>>>>>

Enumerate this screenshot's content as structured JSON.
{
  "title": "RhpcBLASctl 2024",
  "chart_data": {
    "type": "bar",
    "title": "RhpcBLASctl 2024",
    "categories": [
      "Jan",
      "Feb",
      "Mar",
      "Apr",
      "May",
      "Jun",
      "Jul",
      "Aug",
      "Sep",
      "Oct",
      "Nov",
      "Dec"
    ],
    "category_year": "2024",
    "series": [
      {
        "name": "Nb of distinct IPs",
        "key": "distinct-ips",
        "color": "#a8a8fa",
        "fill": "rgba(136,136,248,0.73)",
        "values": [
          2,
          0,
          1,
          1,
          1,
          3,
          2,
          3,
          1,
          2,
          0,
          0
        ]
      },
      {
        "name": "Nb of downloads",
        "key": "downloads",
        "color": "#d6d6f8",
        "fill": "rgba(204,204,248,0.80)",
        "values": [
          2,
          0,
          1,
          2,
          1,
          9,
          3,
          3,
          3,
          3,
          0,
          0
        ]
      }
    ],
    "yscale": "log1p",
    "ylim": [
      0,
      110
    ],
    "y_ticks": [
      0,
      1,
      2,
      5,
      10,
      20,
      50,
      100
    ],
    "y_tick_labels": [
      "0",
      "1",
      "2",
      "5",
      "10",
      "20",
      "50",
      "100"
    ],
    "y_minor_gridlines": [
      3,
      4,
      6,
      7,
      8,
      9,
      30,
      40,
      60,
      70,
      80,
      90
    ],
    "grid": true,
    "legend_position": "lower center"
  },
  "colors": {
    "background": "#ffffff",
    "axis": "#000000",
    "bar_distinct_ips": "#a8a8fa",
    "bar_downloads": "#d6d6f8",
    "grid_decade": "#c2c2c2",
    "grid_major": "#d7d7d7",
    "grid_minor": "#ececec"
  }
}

<<<<<

The request ▸ All of the lines above must be returned exactly.

Output of the task ▸
Enumerate this screenshot's content as structured JSON.
{
  "title": "RhpcBLASctl 2024",
  "chart_data": {
    "type": "bar",
    "title": "RhpcBLASctl 2024",
    "categories": [
      "Jan",
      "Feb",
      "Mar",
      "Apr",
      "May",
      "Jun",
      "Jul",
      "Aug",
      "Sep",
      "Oct",
      "Nov",
      "Dec"
    ],
    "category_year": "2024",
    "series": [
      {
        "name": "Nb of distinct IPs",
        "key": "distinct-ips",
        "color": "#a8a8fa",
        "fill": "rgba(136,136,248,0.73)",
        "values": [
          2,
          0,
          1,
          1,
          1,
          3,
          2,
          3,
          1,
          2,
          0,
          0
        ]
      },
      {
        "name": "Nb of downloads",
        "key": "downloads",
        "color": "#d6d6f8",
        "fill": "rgba(204,204,248,0.80)",
        "values": [
          2,
          0,
          1,
          2,
          1,
          9,
          3,
          3,
          3,
          3,
          0,
          0
        ]
      }
    ],
    "yscale": "log1p",
    "ylim": [
      0,
      110
    ],
    "y_ticks": [
      0,
      1,
      2,
      5,
      10,
      20,
      50,
      100
    ],
    "y_tick_labels": [
      "0",
      "1",
      "2",
      "5",
      "10",
      "20",
      "50",
      "100"
    ],
    "y_minor_gridlines": [
      3,
      4,
      6,
      7,
      8,
      9,
      30,
      40,
      60,
      70,
      80,
      90
    ],
    "grid": true,
    "legend_position": "lower center"
  },
  "colors": {
    "background": "#ffffff",
    "axis": "#000000",
    "bar_distinct_ips": "#a8a8fa",
    "bar_downloads": "#d6d6f8",
    "grid_decade": "#c2c2c2",
    "grid_major": "#d7d7d7",
    "grid_minor": "#ececec"
  }
}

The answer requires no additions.